[Records from a collection]
>> start

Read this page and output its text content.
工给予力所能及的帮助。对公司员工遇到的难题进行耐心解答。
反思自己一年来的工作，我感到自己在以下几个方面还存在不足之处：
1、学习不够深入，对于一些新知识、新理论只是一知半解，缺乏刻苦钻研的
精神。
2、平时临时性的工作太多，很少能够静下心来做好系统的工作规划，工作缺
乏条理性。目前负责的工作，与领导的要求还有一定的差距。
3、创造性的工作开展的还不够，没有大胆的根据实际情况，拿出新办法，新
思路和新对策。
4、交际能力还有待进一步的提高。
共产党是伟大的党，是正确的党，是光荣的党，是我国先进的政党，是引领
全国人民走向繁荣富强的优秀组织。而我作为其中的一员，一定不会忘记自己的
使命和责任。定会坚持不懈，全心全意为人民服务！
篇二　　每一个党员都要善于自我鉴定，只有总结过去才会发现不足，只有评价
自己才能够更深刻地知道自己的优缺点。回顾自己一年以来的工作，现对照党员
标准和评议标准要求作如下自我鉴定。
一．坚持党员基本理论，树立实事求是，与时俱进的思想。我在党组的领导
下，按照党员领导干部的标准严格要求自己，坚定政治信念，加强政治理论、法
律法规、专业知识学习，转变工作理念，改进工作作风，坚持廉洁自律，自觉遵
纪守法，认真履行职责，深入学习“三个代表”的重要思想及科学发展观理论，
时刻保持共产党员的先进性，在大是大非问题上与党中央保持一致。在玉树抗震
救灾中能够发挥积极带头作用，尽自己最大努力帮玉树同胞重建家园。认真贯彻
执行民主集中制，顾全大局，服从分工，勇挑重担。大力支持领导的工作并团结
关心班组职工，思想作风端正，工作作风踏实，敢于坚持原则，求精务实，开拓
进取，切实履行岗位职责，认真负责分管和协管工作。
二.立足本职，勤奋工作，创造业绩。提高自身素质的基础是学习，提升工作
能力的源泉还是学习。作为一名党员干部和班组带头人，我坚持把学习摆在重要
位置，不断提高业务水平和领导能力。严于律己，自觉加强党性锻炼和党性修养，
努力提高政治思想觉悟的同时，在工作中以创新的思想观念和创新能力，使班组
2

>> end

EXERCISE PROMPT>
Extract each line from the listing above, please, and repeat it exactly.

EXPECTED OUTPUT>
Read this page and output its text content.
工给予力所能及的帮助。对公司员工遇到的难题进行耐心解答。
反思自己一年来的工作，我感到自己在以下几个方面还存在不足之处：
1、学习不够深入，对于一些新知识、新理论只是一知半解，缺乏刻苦钻研的
精神。
2、平时临时性的工作太多，很少能够静下心来做好系统的工作规划，工作缺
乏条理性。目前负责的工作，与领导的要求还有一定的差距。
3、创造性的工作开展的还不够，没有大胆的根据实际情况，拿出新办法，新
思路和新对策。
4、交际能力还有待进一步的提高。
共产党是伟大的党，是正确的党，是光荣的党，是我国先进的政党，是引领
全国人民走向繁荣富强的优秀组织。而我作为其中的一员，一定不会忘记自己的
使命和责任。定会坚持不懈，全心全意为人民服务！
篇二　　每一个党员都要善于自我鉴定，只有总结过去才会发现不足，只有评价
自己才能够更深刻地知道自己的优缺点。回顾自己一年以来的工作，现对照党员
标准和评议标准要求作如下自我鉴定。
一．坚持党员基本理论，树立实事求是，与时俱进的思想。我在党组的领导
下，按照党员领导干部的标准严格要求自己，坚定政治信念，加强政治理论、法
律法规、专业知识学习，转变工作理念，改进工作作风，坚持廉洁自律，自觉遵
纪守法，认真履行职责，深入学习“三个代表”的重要思想及科学发展观理论，
时刻保持共产党员的先进性，在大是大非问题上与党中央保持一致。在玉树抗震
救灾中能够发挥积极带头作用，尽自己最大努力帮玉树同胞重建家园。认真贯彻
执行民主集中制，顾全大局，服从分工，勇挑重担。大力支持领导的工作并团结
关心班组职工，思想作风端正，工作作风踏实，敢于坚持原则，求精务实，开拓
进取，切实履行岗位职责，认真负责分管和协管工作。
二.立足本职，勤奋工作，创造业绩。提高自身素质的基础是学习，提升工作
能力的源泉还是学习。作为一名党员干部和班组带头人，我坚持把学习摆在重要
位置，不断提高业务水平和领导能力。严于律己，自觉加强党性锻炼和党性修养，
努力提高政治思想觉悟的同时，在工作中以创新的思想观念和创新能力，使班组
2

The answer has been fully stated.